> **Brief 1**:
In the blog excerpt, what do you get if you copy the passage that begins at the words "Monday, 21 April" and stops after "against the light.", replacing "Rapunzel" with "Golden"?
> **Brief 2**:
According to the blog excerpt, how long did the sympathy pain in the writer's foot last?

> **Document segment**:
With little to do until our flight home, we had a foot massage where karma bit me in the bum and the man broke MY foot with his machinations, and somehow time slipped away and suddenly we were late for our flight. We caught it by the skin of out teeth this time though, thanks to Naomi's optimism forcing me to keep going. And bless Air China, no deed goes unpunished, so we were relegated to the back of
the plane, grudgingly given a cold sandwich and our baggage was withheld until the very end (that might not be strictly true, but just cause you're paranoid doesn't mean they're not out of get you. Especially in China).

Naomi has now left us and is sorely missed. I owe her a debt for dragging my sorry carcass out of my chair and getting me to Shangahi, and can only hope the sympathy pain in my foot that lasted four days was a small consolation for breaking hers by dragging her at break neck speed around the city! I miss you Naomi, see you in East Timor!

Monday, 21 April 2008

A Chance So Rare

Rapunzel fair, rich hues reveal,
the depth in shining eyes.
Broad tears they cling, to glass when held,
inspect against the light.
Too cool at first, I give it time,
on ice a little long.

> **Available data**:

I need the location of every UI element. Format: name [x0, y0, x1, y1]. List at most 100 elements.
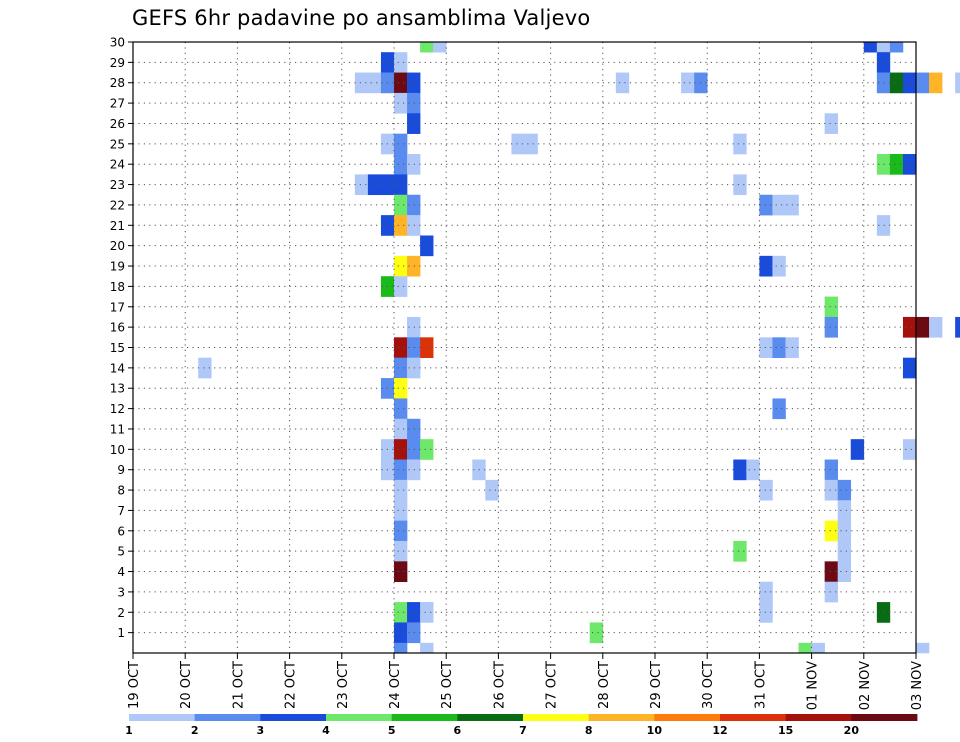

> **Output 1**:
Monday, 21 April 2008

A Chance So Rare

Golden fair, rich hues reveal,
the depth in shining eyes.
Broad tears they cling, to glass when held,
inspect against the light.

> **Output 2**:
Four days.